--- Written exercise ---
Give every line of the data again, unchanged, but with no pictures.

--- Supplied material ---

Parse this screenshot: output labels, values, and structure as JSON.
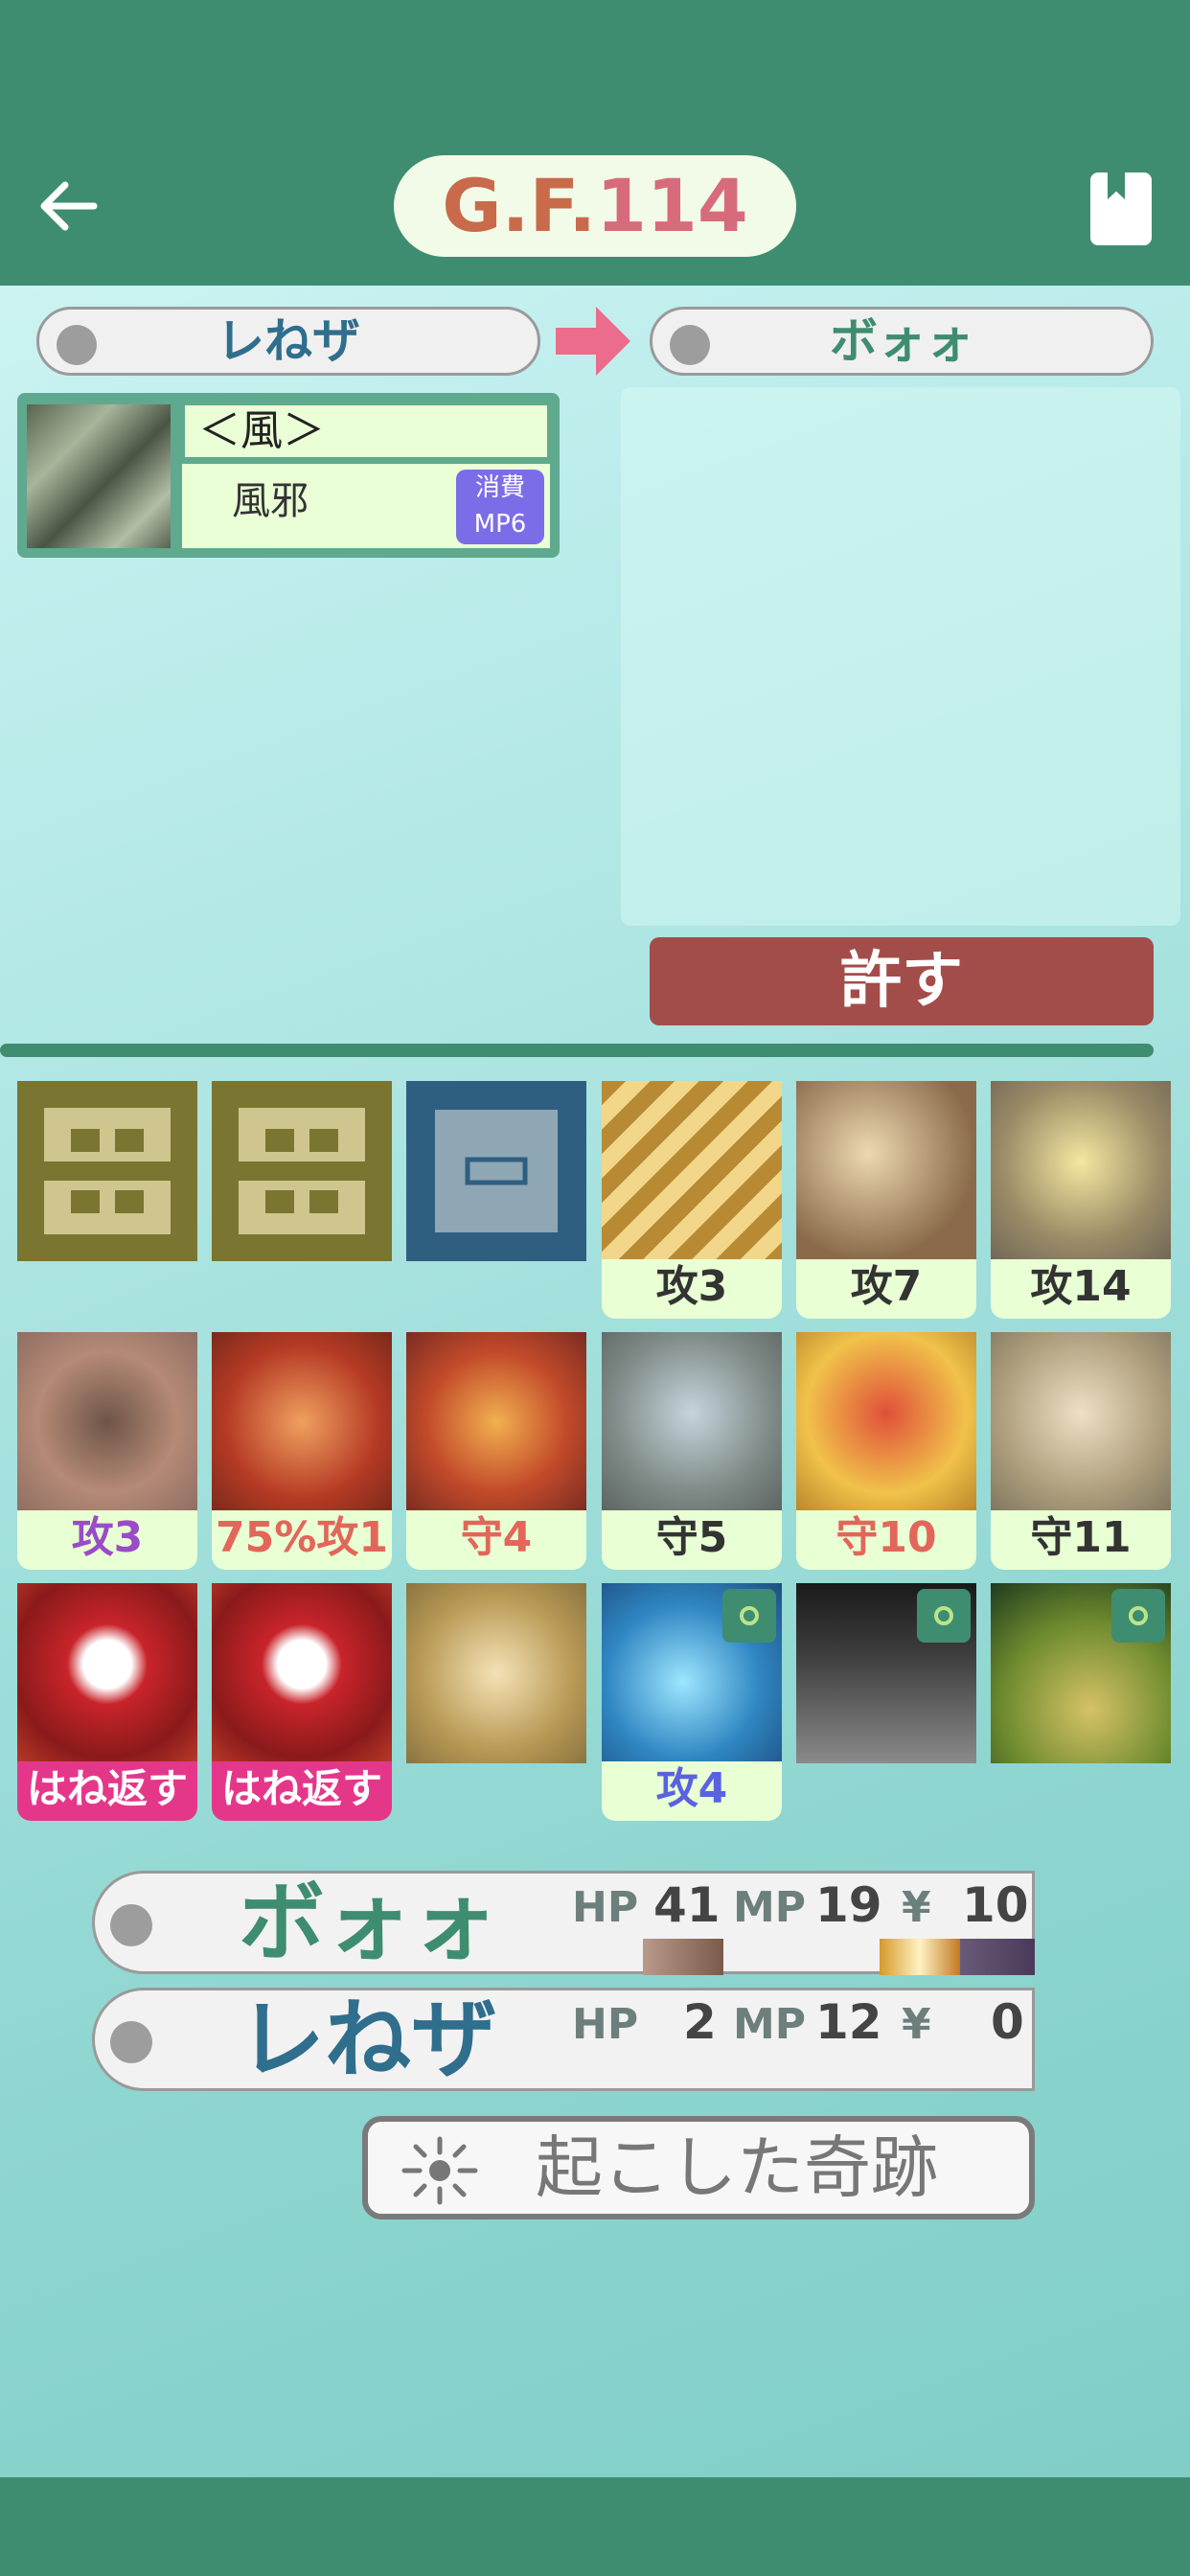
{
  "header": {
    "title_prefix": "G.F.",
    "title_number": "114"
  },
  "duel": {
    "caster": "レねザ",
    "target": "ボォォ"
  },
  "spell": {
    "category": "＜風＞",
    "name": "風邪",
    "cost_label": "消費",
    "cost_value": "MP6"
  },
  "forgive_button": "許す",
  "cards": [
    {
      "label": ""
    },
    {
      "label": ""
    },
    {
      "label": ""
    },
    {
      "label": "攻3"
    },
    {
      "label": "攻7"
    },
    {
      "label": "攻14"
    },
    {
      "label": "攻3"
    },
    {
      "label": "75%攻1"
    },
    {
      "label": "守4"
    },
    {
      "label": "守5"
    },
    {
      "label": "守10"
    },
    {
      "label": "守11"
    },
    {
      "label": "はね返す"
    },
    {
      "label": "はね返す"
    },
    {
      "label": ""
    },
    {
      "label": "攻4"
    },
    {
      "label": ""
    },
    {
      "label": ""
    }
  ],
  "players": [
    {
      "name": "ボォォ",
      "hp_label": "HP",
      "hp": "41",
      "mp_label": "MP",
      "mp": "19",
      "money_label": "¥",
      "money": "10"
    },
    {
      "name": "レねザ",
      "hp_label": "HP",
      "hp": "2",
      "mp_label": "MP",
      "mp": "12",
      "money_label": "¥",
      "money": "0"
    }
  ],
  "miracle_button": "起こした奇跡",
  "colors": {
    "accent": "#3e8d70",
    "forgive": "#a34d4a",
    "attack_purple": "#9a4cc7",
    "attack_red": "#e2665a",
    "attack_blue": "#5a62e0"
  }
}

--- Correct output ---
Parse this screenshot: output labels, values, and structure as JSON.
{
  "header": {
    "title_prefix": "G.F.",
    "title_number": "114"
  },
  "duel": {
    "caster": "レねザ",
    "target": "ボォォ"
  },
  "spell": {
    "category": "＜風＞",
    "name": "風邪",
    "cost_label": "消費",
    "cost_value": "MP6"
  },
  "forgive_button": "許す",
  "cards": [
    {
      "label": ""
    },
    {
      "label": ""
    },
    {
      "label": ""
    },
    {
      "label": "攻3"
    },
    {
      "label": "攻7"
    },
    {
      "label": "攻14"
    },
    {
      "label": "攻3"
    },
    {
      "label": "75%攻1"
    },
    {
      "label": "守4"
    },
    {
      "label": "守5"
    },
    {
      "label": "守10"
    },
    {
      "label": "守11"
    },
    {
      "label": "はね返す"
    },
    {
      "label": "はね返す"
    },
    {
      "label": ""
    },
    {
      "label": "攻4"
    },
    {
      "label": ""
    },
    {
      "label": ""
    }
  ],
  "players": [
    {
      "name": "ボォォ",
      "hp_label": "HP",
      "hp": "41",
      "mp_label": "MP",
      "mp": "19",
      "money_label": "¥",
      "money": "10"
    },
    {
      "name": "レねザ",
      "hp_label": "HP",
      "hp": "2",
      "mp_label": "MP",
      "mp": "12",
      "money_label": "¥",
      "money": "0"
    }
  ],
  "miracle_button": "起こした奇跡",
  "colors": {
    "accent": "#3e8d70",
    "forgive": "#a34d4a",
    "attack_purple": "#9a4cc7",
    "attack_red": "#e2665a",
    "attack_blue": "#5a62e0"
  }
}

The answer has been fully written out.